◆ **REQUEST**: Go through the listing and set it down exactly, leaving out its pictures.

Saved entries:
● ● ● ● ●

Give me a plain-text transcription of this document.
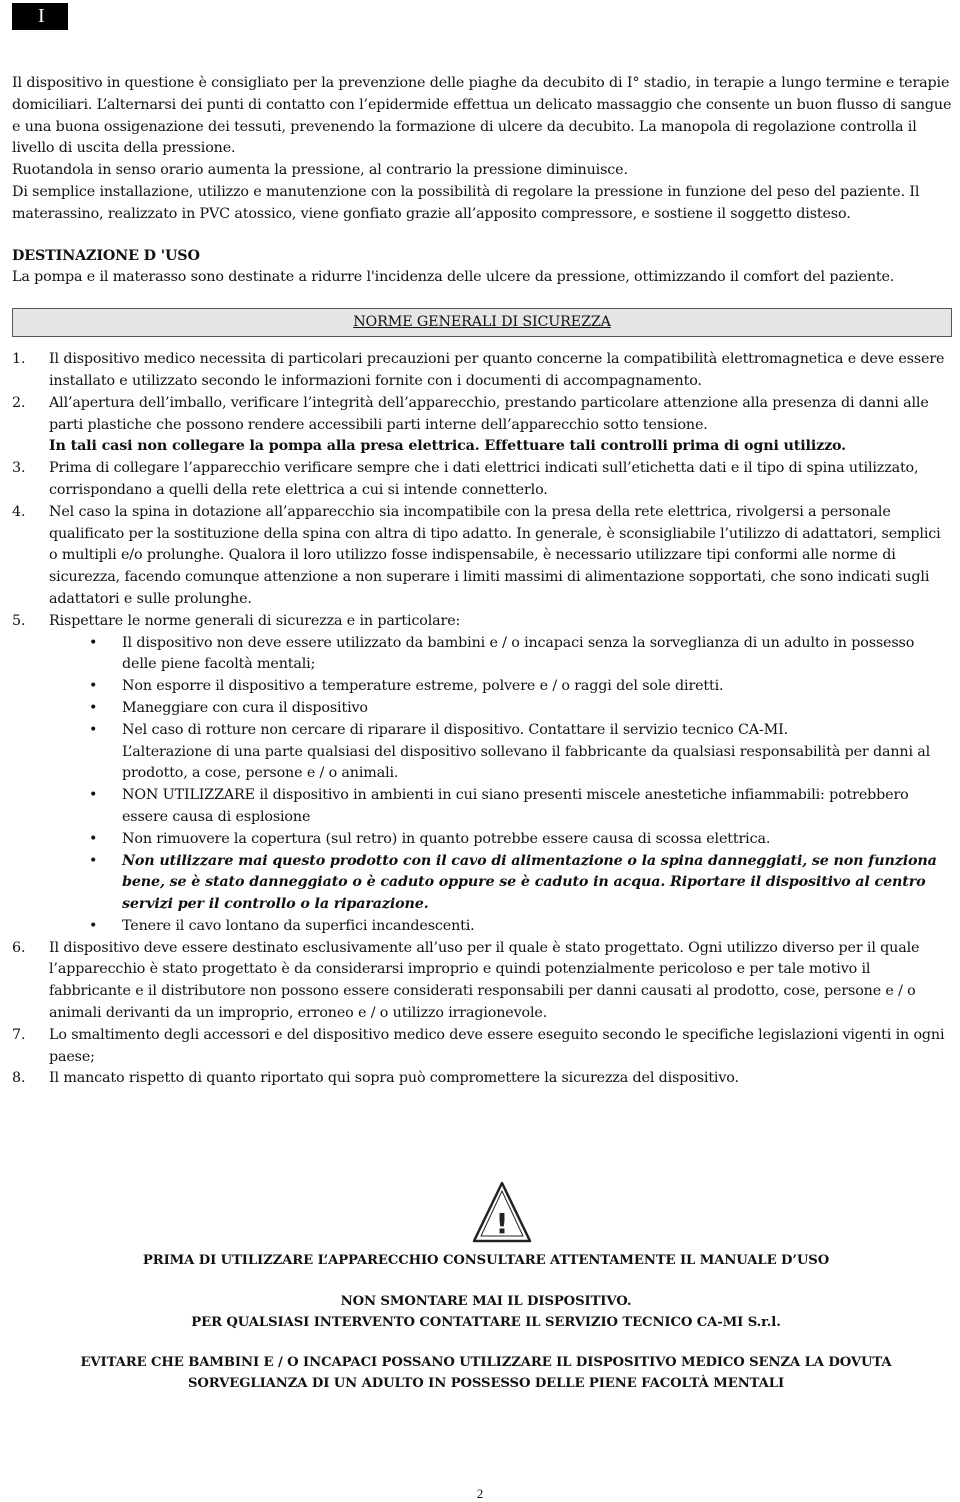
I

Il dispositivo in questione è consigliato per la prevenzione delle piaghe da decubito di I° stadio, in terapie a lungo termine e terapie domiciliari. L’alternarsi dei punti di contatto con l’epidermide effettua un delicato massaggio che consente un buon flusso di sangue e una buona ossigenazione dei tessuti, prevenendo la formazione di ulcere da decubito. La manopola di regolazione controlla il livello di uscita della pressione.

Ruotandola in senso orario aumenta la pressione, al contrario la pressione diminuisce.

Di semplice installazione, utilizzo e manutenzione con la possibilità di regolare la pressione in funzione del peso del paziente. Il materassino, realizzato in PVC atossico, viene gonfiato grazie all’apposito compressore, e sostiene il soggetto disteso.

DESTINAZIONE D 'USO

La pompa e il materasso sono destinate a ridurre l'incidenza delle ulcere da pressione, ottimizzando il comfort del paziente.

NORME GENERALI DI SICUREZZA
1. Il dispositivo medico necessita di particolari precauzioni per quanto concerne la compatibilità elettromagnetica e deve essere installato e utilizzato secondo le informazioni fornite con i documenti di accompagnamento.
2. All’apertura dell’imballo, verificare l’integrità dell’apparecchio, prestando particolare attenzione alla presenza di danni alle parti plastiche che possono rendere accessibili parti interne dell’apparecchio sotto tensione.
In tali casi non collegare la pompa alla presa elettrica. Effettuare tali controlli prima di ogni utilizzo.
3. Prima di collegare l’apparecchio verificare sempre che i dati elettrici indicati sull’etichetta dati e il tipo di spina utilizzato, corrispondano a quelli della rete elettrica a cui si intende connetterlo.
4. Nel caso la spina in dotazione all’apparecchio sia incompatibile con la presa della rete elettrica, rivolgersi a personale qualificato per la sostituzione della spina con altra di tipo adatto. In generale, è sconsigliabile l’utilizzo di adattatori, semplici o multipli e/o prolunghe. Qualora il loro utilizzo fosse indispensabile, è necessario utilizzare tipi conformi alle norme di sicurezza, facendo comunque attenzione a non superare i limiti massimi di alimentazione sopportati, che sono indicati sugli adattatori e sulle prolunghe.
5. Rispettare le norme generali di sicurezza e in particolare:
• Il dispositivo non deve essere utilizzato da bambini e / o incapaci senza la sorveglianza di un adulto in possesso delle piene facoltà mentali;
• Non esporre il dispositivo a temperature estreme, polvere e / o raggi del sole diretti.
• Maneggiare con cura il dispositivo
• Nel caso di rotture non cercare di riparare il dispositivo. Contattare il servizio tecnico CA-MI.
L’alterazione di una parte qualsiasi del dispositivo sollevano il fabbricante da qualsiasi responsabilità per danni al prodotto, a cose, persone e / o animali.
• NON UTILIZZARE il dispositivo in ambienti in cui siano presenti miscele anestetiche infiammabili: potrebbero essere causa di esplosione
• Non rimuovere la copertura (sul retro) in quanto potrebbe essere causa di scossa elettrica.
• Non utilizzare mai questo prodotto con il cavo di alimentazione o la spina danneggiati, se non funziona bene, se è stato danneggiato o è caduto oppure se è caduto in acqua. Riportare il dispositivo al centro servizi per il controllo o la riparazione.
• Tenere il cavo lontano da superfici incandescenti.
6. Il dispositivo deve essere destinato esclusivamente all’uso per il quale è stato progettato. Ogni utilizzo diverso per il quale l’apparecchio è stato progettato è da considerarsi improprio e quindi potenzialmente pericoloso e per tale motivo il fabbricante e il distributore non possono essere considerati responsabili per danni causati al prodotto, cose, persone e / o animali derivanti da un improprio, erroneo e / o utilizzo irragionevole.
7. Lo smaltimento degli accessori e del dispositivo medico deve essere eseguito secondo le specifiche legislazioni vigenti in ogni paese;
8. Il mancato rispetto di quanto riportato qui sopra può compromettere la sicurezza del dispositivo.
!
PRIMA DI UTILIZZARE L’APPARECCHIO CONSULTARE ATTENTAMENTE IL MANUALE D’USO
NON SMONTARE MAI IL DISPOSITIVO.
PER QUALSIASI INTERVENTO CONTATTARE IL SERVIZIO TECNICO CA-MI S.r.l.
EVITARE CHE BAMBINI E / O INCAPACI POSSANO UTILIZZARE IL DISPOSITIVO MEDICO SENZA LA DOVUTA
SORVEGLIANZA DI UN ADULTO IN POSSESSO DELLE PIENE FACOLTÀ MENTALI
2
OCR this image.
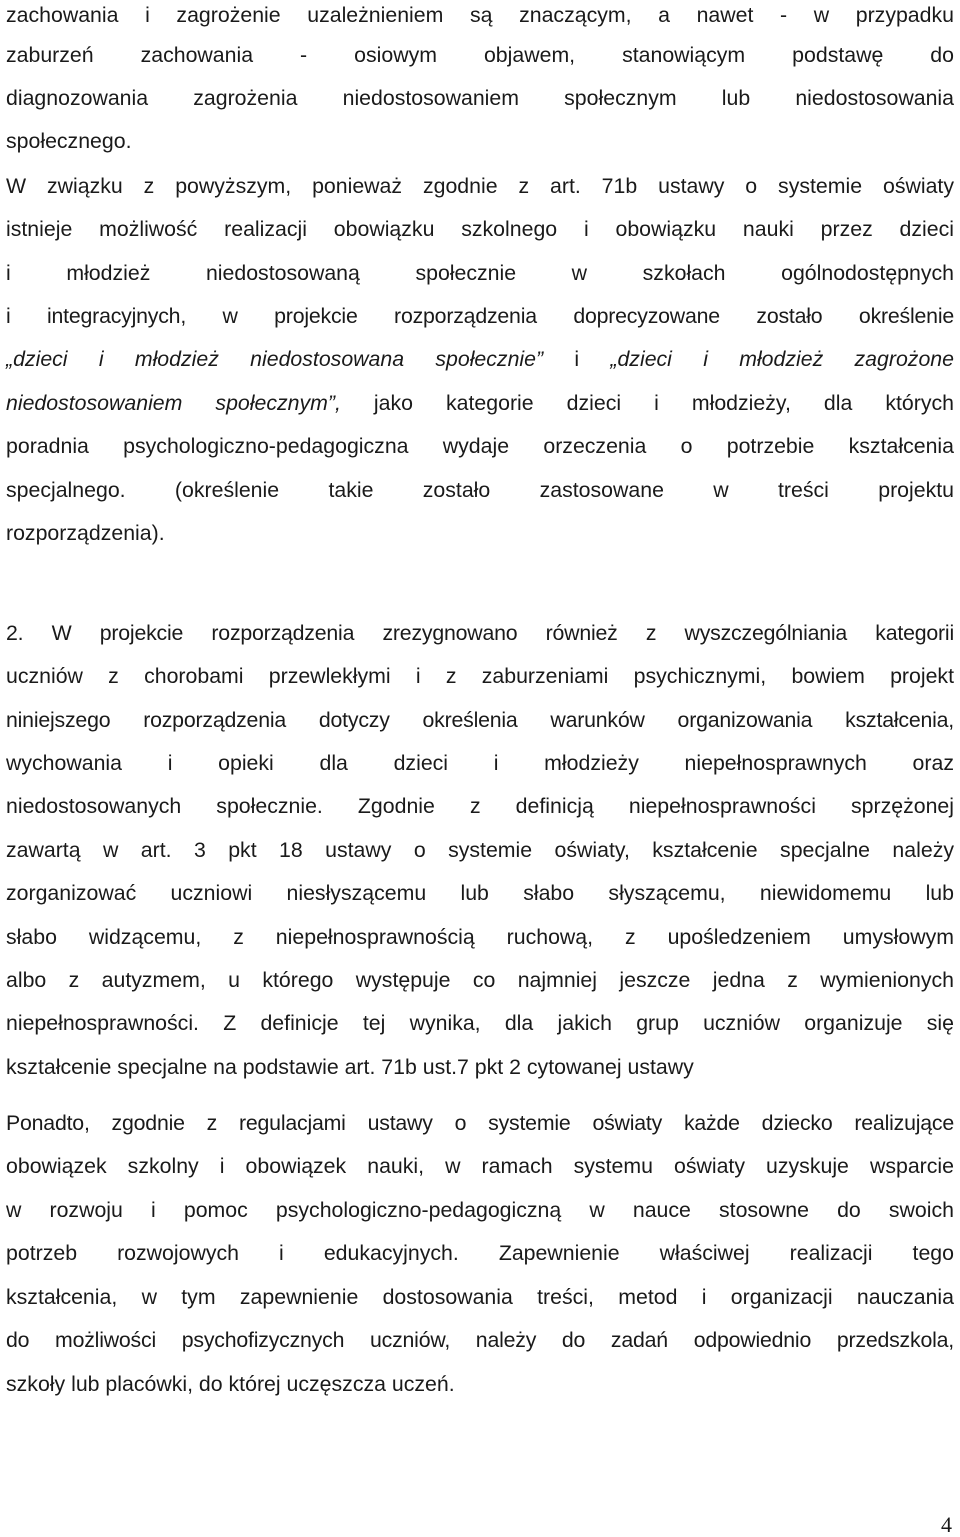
zachowania i zagrożenie uzależnieniem są znaczącym, a nawet - w przypadku
zaburzeń zachowania - osiowym objawem, stanowiącym podstawę do
diagnozowania zagrożenia niedostosowaniem społecznym lub niedostosowania
społecznego.
W związku z powyższym, ponieważ zgodnie z art. 71b ustawy o systemie oświaty
istnieje możliwość realizacji obowiązku szkolnego i obowiązku nauki przez dzieci
i młodzież niedostosowaną społecznie w szkołach ogólnodostępnych
i integracyjnych, w projekcie rozporządzenia doprecyzowane zostało określenie
„dzieci i młodzież niedostosowana społecznie” i „dzieci i młodzież zagrożone
niedostosowaniem społecznym”, jako kategorie dzieci i młodzieży, dla których
poradnia psychologiczno-pedagogiczna wydaje orzeczenia o potrzebie kształcenia
specjalnego. (określenie takie zostało zastosowane w treści projektu
rozporządzenia).
2. W projekcie rozporządzenia zrezygnowano również z wyszczególniania kategorii
uczniów z chorobami przewlekłymi i z zaburzeniami psychicznymi, bowiem projekt
niniejszego rozporządzenia dotyczy określenia warunków organizowania kształcenia,
wychowania i opieki dla dzieci i młodzieży niepełnosprawnych oraz
niedostosowanych społecznie. Zgodnie z definicją niepełnosprawności sprzężonej
zawartą w art. 3 pkt 18 ustawy o systemie oświaty, kształcenie specjalne należy
zorganizować uczniowi niesłyszącemu lub słabo słyszącemu, niewidomemu lub
słabo widzącemu, z niepełnosprawnością ruchową, z upośledzeniem umysłowym
albo z autyzmem, u którego występuje co najmniej jeszcze jedna z wymienionych
niepełnosprawności. Z definicje tej wynika, dla jakich grup uczniów organizuje się
kształcenie specjalne na podstawie art. 71b ust.7 pkt 2 cytowanej ustawy
Ponadto, zgodnie z regulacjami ustawy o systemie oświaty każde dziecko realizujące
obowiązek szkolny i obowiązek nauki, w ramach systemu oświaty uzyskuje wsparcie
w rozwoju i pomoc psychologiczno-pedagogiczną w nauce stosowne do swoich
potrzeb rozwojowych i edukacyjnych. Zapewnienie właściwej realizacji tego
kształcenia, w tym zapewnienie dostosowania treści, metod i organizacji nauczania
do możliwości psychofizycznych uczniów, należy do zadań odpowiednio przedszkola,
szkoły lub placówki, do której uczęszcza uczeń.
4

● ● ● ● ●

◆ **ANSWER TO THE PROBLEM**:
Give me a plain-text transcription of this document.
I

Il dispositivo in questione è consigliato per la prevenzione delle piaghe da decubito di I° stadio, in terapie a lungo termine e terapie domiciliari. L’alternarsi dei punti di contatto con l’epidermide effettua un delicato massaggio che consente un buon flusso di sangue e una buona ossigenazione dei tessuti, prevenendo la formazione di ulcere da decubito. La manopola di regolazione controlla il livello di uscita della pressione.

Ruotandola in senso orario aumenta la pressione, al contrario la pressione diminuisce.

Di semplice installazione, utilizzo e manutenzione con la possibilità di regolare la pressione in funzione del peso del paziente. Il materassino, realizzato in PVC atossico, viene gonfiato grazie all’apposito compressore, e sostiene il soggetto disteso.

DESTINAZIONE D 'USO

La pompa e il materasso sono destinate a ridurre l'incidenza delle ulcere da pressione, ottimizzando il comfort del paziente.

NORME GENERALI DI SICUREZZA
1. Il dispositivo medico necessita di particolari precauzioni per quanto concerne la compatibilità elettromagnetica e deve essere installato e utilizzato secondo le informazioni fornite con i documenti di accompagnamento.
2. All’apertura dell’imballo, verificare l’integrità dell’apparecchio, prestando particolare attenzione alla presenza di danni alle parti plastiche che possono rendere accessibili parti interne dell’apparecchio sotto tensione.
In tali casi non collegare la pompa alla presa elettrica. Effettuare tali controlli prima di ogni utilizzo.
3. Prima di collegare l’apparecchio verificare sempre che i dati elettrici indicati sull’etichetta dati e il tipo di spina utilizzato, corrispondano a quelli della rete elettrica a cui si intende connetterlo.
4. Nel caso la spina in dotazione all’apparecchio sia incompatibile con la presa della rete elettrica, rivolgersi a personale qualificato per la sostituzione della spina con altra di tipo adatto. In generale, è sconsigliabile l’utilizzo di adattatori, semplici o multipli e/o prolunghe. Qualora il loro utilizzo fosse indispensabile, è necessario utilizzare tipi conformi alle norme di sicurezza, facendo comunque attenzione a non superare i limiti massimi di alimentazione sopportati, che sono indicati sugli adattatori e sulle prolunghe.
5. Rispettare le norme generali di sicurezza e in particolare:
• Il dispositivo non deve essere utilizzato da bambini e / o incapaci senza la sorveglianza di un adulto in possesso delle piene facoltà mentali;
• Non esporre il dispositivo a temperature estreme, polvere e / o raggi del sole diretti.
• Maneggiare con cura il dispositivo
• Nel caso di rotture non cercare di riparare il dispositivo. Contattare il servizio tecnico CA-MI.
L’alterazione di una parte qualsiasi del dispositivo sollevano il fabbricante da qualsiasi responsabilità per danni al prodotto, a cose, persone e / o animali.
• NON UTILIZZARE il dispositivo in ambienti in cui siano presenti miscele anestetiche infiammabili: potrebbero essere causa di esplosione
• Non rimuovere la copertura (sul retro) in quanto potrebbe essere causa di scossa elettrica.
• Non utilizzare mai questo prodotto con il cavo di alimentazione o la spina danneggiati, se non funziona bene, se è stato danneggiato o è caduto oppure se è caduto in acqua. Riportare il dispositivo al centro servizi per il controllo o la riparazione.
• Tenere il cavo lontano da superfici incandescenti.
6. Il dispositivo deve essere destinato esclusivamente all’uso per il quale è stato progettato. Ogni utilizzo diverso per il quale l’apparecchio è stato progettato è da considerarsi improprio e quindi potenzialmente pericoloso e per tale motivo il fabbricante e il distributore non possono essere considerati responsabili per danni causati al prodotto, cose, persone e / o animali derivanti da un improprio, erroneo e / o utilizzo irragionevole.
7. Lo smaltimento degli accessori e del dispositivo medico deve essere eseguito secondo le specifiche legislazioni vigenti in ogni paese;
8. Il mancato rispetto di quanto riportato qui sopra può compromettere la sicurezza del dispositivo.
!
PRIMA DI UTILIZZARE L’APPARECCHIO CONSULTARE ATTENTAMENTE IL MANUALE D’USO
NON SMONTARE MAI IL DISPOSITIVO.
PER QUALSIASI INTERVENTO CONTATTARE IL SERVIZIO TECNICO CA-MI S.r.l.
EVITARE CHE BAMBINI E / O INCAPACI POSSANO UTILIZZARE IL DISPOSITIVO MEDICO SENZA LA DOVUTA
SORVEGLIANZA DI UN ADULTO IN POSSESSO DELLE PIENE FACOLTÀ MENTALI
2
OCR this image.
zachowania i zagrożenie uzależnieniem są znaczącym, a nawet - w przypadku
zaburzeń zachowania - osiowym objawem, stanowiącym podstawę do
diagnozowania zagrożenia niedostosowaniem społecznym lub niedostosowania
społecznego.
W związku z powyższym, ponieważ zgodnie z art. 71b ustawy o systemie oświaty
istnieje możliwość realizacji obowiązku szkolnego i obowiązku nauki przez dzieci
i młodzież niedostosowaną społecznie w szkołach ogólnodostępnych
i integracyjnych, w projekcie rozporządzenia doprecyzowane zostało określenie
„dzieci i młodzież niedostosowana społecznie” i „dzieci i młodzież zagrożone
niedostosowaniem społecznym”, jako kategorie dzieci i młodzieży, dla których
poradnia psychologiczno-pedagogiczna wydaje orzeczenia o potrzebie kształcenia
specjalnego. (określenie takie zostało zastosowane w treści projektu
rozporządzenia).
2. W projekcie rozporządzenia zrezygnowano również z wyszczególniania kategorii
uczniów z chorobami przewlekłymi i z zaburzeniami psychicznymi, bowiem projekt
niniejszego rozporządzenia dotyczy określenia warunków organizowania kształcenia,
wychowania i opieki dla dzieci i młodzieży niepełnosprawnych oraz
niedostosowanych społecznie. Zgodnie z definicją niepełnosprawności sprzężonej
zawartą w art. 3 pkt 18 ustawy o systemie oświaty, kształcenie specjalne należy
zorganizować uczniowi niesłyszącemu lub słabo słyszącemu, niewidomemu lub
słabo widzącemu, z niepełnosprawnością ruchową, z upośledzeniem umysłowym
albo z autyzmem, u którego występuje co najmniej jeszcze jedna z wymienionych
niepełnosprawności. Z definicje tej wynika, dla jakich grup uczniów organizuje się
kształcenie specjalne na podstawie art. 71b ust.7 pkt 2 cytowanej ustawy
Ponadto, zgodnie z regulacjami ustawy o systemie oświaty każde dziecko realizujące
obowiązek szkolny i obowiązek nauki, w ramach systemu oświaty uzyskuje wsparcie
w rozwoju i pomoc psychologiczno-pedagogiczną w nauce stosowne do swoich
potrzeb rozwojowych i edukacyjnych. Zapewnienie właściwej realizacji tego
kształcenia, w tym zapewnienie dostosowania treści, metod i organizacji nauczania
do możliwości psychofizycznych uczniów, należy do zadań odpowiednio przedszkola,
szkoły lub placówki, do której uczęszcza uczeń.
4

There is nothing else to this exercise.